▶ **EXERCISE INSTRUCTIONS**: Go through the entries below, tally each line with the string "this", and give the final number by itself.

▶ **RAW RECORDS**:
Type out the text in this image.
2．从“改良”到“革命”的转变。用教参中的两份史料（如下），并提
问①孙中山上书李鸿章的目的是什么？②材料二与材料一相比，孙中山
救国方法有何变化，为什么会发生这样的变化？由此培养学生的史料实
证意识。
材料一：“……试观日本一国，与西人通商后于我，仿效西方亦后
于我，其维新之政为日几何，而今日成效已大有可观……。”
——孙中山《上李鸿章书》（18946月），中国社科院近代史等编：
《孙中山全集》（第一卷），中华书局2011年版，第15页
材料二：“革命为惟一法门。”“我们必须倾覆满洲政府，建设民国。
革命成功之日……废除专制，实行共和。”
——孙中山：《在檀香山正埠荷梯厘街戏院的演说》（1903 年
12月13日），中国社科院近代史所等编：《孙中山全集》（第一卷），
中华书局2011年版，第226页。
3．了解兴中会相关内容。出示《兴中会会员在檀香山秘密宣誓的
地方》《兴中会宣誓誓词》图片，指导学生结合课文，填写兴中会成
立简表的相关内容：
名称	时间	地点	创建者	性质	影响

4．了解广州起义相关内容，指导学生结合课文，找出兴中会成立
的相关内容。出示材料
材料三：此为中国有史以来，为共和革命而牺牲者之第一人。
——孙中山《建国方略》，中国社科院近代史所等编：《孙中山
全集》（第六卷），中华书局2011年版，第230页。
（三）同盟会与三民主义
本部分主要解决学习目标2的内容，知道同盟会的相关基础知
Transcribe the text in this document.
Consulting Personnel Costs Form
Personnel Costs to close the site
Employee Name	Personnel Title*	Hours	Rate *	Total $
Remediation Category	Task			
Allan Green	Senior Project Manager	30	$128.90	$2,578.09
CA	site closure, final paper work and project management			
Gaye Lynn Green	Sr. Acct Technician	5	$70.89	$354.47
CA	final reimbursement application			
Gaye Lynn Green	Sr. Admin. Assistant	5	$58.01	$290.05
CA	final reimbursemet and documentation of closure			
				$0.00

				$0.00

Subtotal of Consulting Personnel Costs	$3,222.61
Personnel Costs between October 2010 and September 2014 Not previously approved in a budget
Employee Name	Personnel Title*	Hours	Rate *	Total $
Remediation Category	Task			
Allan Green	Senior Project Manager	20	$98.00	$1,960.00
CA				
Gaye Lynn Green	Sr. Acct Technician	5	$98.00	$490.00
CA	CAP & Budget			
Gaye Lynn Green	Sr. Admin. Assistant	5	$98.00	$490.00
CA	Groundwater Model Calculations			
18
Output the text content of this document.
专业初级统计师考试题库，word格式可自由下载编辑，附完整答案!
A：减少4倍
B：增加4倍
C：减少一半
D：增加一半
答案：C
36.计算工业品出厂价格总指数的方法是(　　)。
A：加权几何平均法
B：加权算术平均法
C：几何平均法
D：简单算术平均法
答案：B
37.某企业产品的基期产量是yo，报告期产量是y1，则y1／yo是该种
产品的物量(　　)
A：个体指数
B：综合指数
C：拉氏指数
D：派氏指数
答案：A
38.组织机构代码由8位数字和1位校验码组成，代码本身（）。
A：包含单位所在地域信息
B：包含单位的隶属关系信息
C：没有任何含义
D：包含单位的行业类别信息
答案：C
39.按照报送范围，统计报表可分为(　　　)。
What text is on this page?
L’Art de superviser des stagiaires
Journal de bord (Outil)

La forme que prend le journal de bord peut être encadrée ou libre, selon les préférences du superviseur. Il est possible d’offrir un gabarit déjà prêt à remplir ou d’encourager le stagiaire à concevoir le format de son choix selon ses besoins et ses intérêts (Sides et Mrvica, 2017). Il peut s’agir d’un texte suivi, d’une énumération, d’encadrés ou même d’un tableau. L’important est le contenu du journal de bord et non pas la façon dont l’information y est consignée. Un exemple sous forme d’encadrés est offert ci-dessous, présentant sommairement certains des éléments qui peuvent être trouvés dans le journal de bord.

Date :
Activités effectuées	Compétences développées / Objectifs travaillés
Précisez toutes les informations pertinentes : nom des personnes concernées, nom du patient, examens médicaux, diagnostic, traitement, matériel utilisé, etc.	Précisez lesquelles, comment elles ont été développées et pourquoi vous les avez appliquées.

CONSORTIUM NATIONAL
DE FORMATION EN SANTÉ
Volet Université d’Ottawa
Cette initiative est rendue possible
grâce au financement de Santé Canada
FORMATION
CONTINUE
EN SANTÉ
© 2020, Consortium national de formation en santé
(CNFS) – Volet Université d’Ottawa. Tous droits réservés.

▶ **RESULT**: 4